Copy every line of the material below word for word, keeping each number, mark, and space unchanged.

── SOURCE MATERIAL ──

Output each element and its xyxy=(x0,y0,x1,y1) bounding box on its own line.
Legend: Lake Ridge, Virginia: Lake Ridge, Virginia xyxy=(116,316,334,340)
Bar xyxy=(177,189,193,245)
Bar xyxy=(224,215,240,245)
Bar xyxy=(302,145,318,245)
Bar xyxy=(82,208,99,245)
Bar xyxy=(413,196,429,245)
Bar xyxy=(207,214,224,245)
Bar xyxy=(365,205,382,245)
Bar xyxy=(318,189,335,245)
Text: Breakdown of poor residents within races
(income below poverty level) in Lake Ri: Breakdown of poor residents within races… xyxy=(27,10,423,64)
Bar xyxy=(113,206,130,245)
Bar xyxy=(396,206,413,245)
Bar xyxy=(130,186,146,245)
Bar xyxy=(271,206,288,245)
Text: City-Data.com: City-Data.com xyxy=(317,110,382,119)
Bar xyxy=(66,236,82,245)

───

# ANSWER IN FULL
Output each element and its xyxy=(x0,y0,x1,y1) bounding box on its own line.
Legend: Lake Ridge, Virginia: Lake Ridge, Virginia xyxy=(116,316,334,340)
Bar xyxy=(177,189,193,245)
Bar xyxy=(224,215,240,245)
Bar xyxy=(302,145,318,245)
Bar xyxy=(82,208,99,245)
Bar xyxy=(413,196,429,245)
Bar xyxy=(207,214,224,245)
Bar xyxy=(365,205,382,245)
Bar xyxy=(318,189,335,245)
Text: Breakdown of poor residents within races
(income below poverty level) in Lake Ri: Breakdown of poor residents within races… xyxy=(27,10,423,64)
Bar xyxy=(113,206,130,245)
Bar xyxy=(396,206,413,245)
Bar xyxy=(130,186,146,245)
Bar xyxy=(271,206,288,245)
Text: City-Data.com: City-Data.com xyxy=(317,110,382,119)
Bar xyxy=(66,236,82,245)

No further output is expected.